RECORDS FOR PROCESSING:
┌────────

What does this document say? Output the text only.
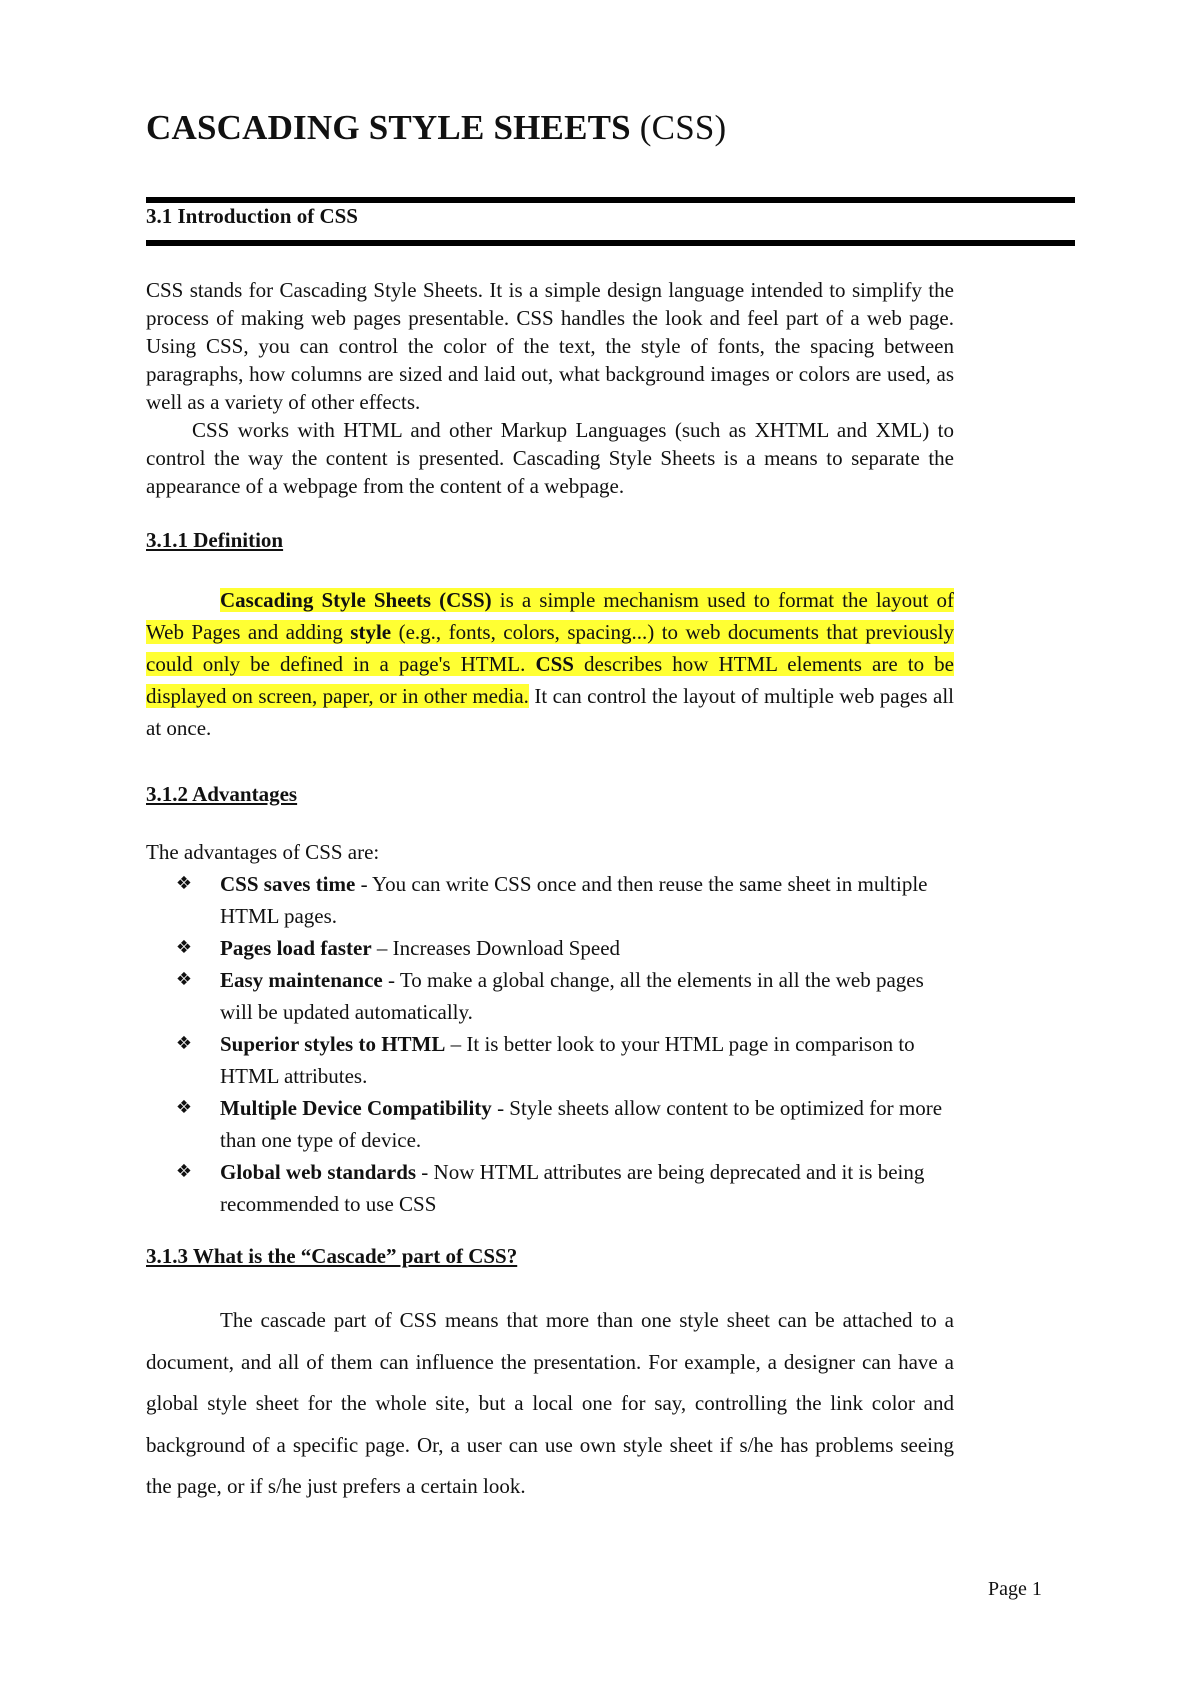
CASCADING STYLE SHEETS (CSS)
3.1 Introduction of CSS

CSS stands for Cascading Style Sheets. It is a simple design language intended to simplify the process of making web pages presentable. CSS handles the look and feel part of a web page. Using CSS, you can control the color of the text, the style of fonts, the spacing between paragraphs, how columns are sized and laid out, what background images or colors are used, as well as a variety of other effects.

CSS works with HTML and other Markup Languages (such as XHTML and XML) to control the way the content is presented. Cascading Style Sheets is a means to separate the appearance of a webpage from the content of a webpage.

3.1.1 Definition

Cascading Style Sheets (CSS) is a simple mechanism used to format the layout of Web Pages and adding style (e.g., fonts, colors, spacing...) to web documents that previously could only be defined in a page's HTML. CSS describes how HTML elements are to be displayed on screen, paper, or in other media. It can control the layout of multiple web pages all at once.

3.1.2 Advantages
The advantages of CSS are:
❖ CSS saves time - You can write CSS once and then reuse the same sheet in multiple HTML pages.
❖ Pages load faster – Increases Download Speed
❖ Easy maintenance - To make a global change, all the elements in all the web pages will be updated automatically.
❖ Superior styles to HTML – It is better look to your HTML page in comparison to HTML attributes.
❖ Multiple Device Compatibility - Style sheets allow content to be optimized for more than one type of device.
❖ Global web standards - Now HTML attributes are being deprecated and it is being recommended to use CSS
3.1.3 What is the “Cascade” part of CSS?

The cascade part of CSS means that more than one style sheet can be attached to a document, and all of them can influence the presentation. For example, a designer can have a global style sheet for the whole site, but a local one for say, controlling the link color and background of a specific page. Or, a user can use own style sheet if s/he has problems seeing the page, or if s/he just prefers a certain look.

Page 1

└────────

Repeat the records word for word. Any picture in them should be left out.

What does this document say? Output the text only.
CASCADING STYLE SHEETS (CSS)
3.1 Introduction of CSS

CSS stands for Cascading Style Sheets. It is a simple design language intended to simplify the process of making web pages presentable. CSS handles the look and feel part of a web page. Using CSS, you can control the color of the text, the style of fonts, the spacing between paragraphs, how columns are sized and laid out, what background images or colors are used, as well as a variety of other effects.

CSS works with HTML and other Markup Languages (such as XHTML and XML) to control the way the content is presented. Cascading Style Sheets is a means to separate the appearance of a webpage from the content of a webpage.

3.1.1 Definition

Cascading Style Sheets (CSS) is a simple mechanism used to format the layout of Web Pages and adding style (e.g., fonts, colors, spacing...) to web documents that previously could only be defined in a page's HTML. CSS describes how HTML elements are to be displayed on screen, paper, or in other media. It can control the layout of multiple web pages all at once.

3.1.2 Advantages
The advantages of CSS are:
❖ CSS saves time - You can write CSS once and then reuse the same sheet in multiple HTML pages.
❖ Pages load faster – Increases Download Speed
❖ Easy maintenance - To make a global change, all the elements in all the web pages will be updated automatically.
❖ Superior styles to HTML – It is better look to your HTML page in comparison to HTML attributes.
❖ Multiple Device Compatibility - Style sheets allow content to be optimized for more than one type of device.
❖ Global web standards - Now HTML attributes are being deprecated and it is being recommended to use CSS
3.1.3 What is the “Cascade” part of CSS?

The cascade part of CSS means that more than one style sheet can be attached to a document, and all of them can influence the presentation. For example, a designer can have a global style sheet for the whole site, but a local one for say, controlling the link color and background of a specific page. Or, a user can use own style sheet if s/he has problems seeing the page, or if s/he just prefers a certain look.

Page 1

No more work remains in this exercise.